[START]

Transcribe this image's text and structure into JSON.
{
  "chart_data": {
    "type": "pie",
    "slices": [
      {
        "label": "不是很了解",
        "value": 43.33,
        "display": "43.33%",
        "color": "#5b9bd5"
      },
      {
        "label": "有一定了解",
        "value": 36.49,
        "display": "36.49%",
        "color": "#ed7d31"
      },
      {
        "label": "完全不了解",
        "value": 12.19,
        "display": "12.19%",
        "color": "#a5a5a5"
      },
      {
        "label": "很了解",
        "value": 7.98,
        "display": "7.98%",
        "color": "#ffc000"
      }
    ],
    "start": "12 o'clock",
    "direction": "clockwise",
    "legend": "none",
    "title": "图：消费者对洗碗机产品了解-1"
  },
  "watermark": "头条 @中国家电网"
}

[END]

- [EXERCISE]: From the data above, extract every line in its exact form.

- [ANSWER TO THIS PROBLEM]:
Transcribe this image's text and structure into JSON.
{
  "chart_data": {
    "type": "pie",
    "slices": [
      {
        "label": "不是很了解",
        "value": 43.33,
        "display": "43.33%",
        "color": "#5b9bd5"
      },
      {
        "label": "有一定了解",
        "value": 36.49,
        "display": "36.49%",
        "color": "#ed7d31"
      },
      {
        "label": "完全不了解",
        "value": 12.19,
        "display": "12.19%",
        "color": "#a5a5a5"
      },
      {
        "label": "很了解",
        "value": 7.98,
        "display": "7.98%",
        "color": "#ffc000"
      }
    ],
    "start": "12 o'clock",
    "direction": "clockwise",
    "legend": "none",
    "title": "图：消费者对洗碗机产品了解-1"
  },
  "watermark": "头条 @中国家电网"
}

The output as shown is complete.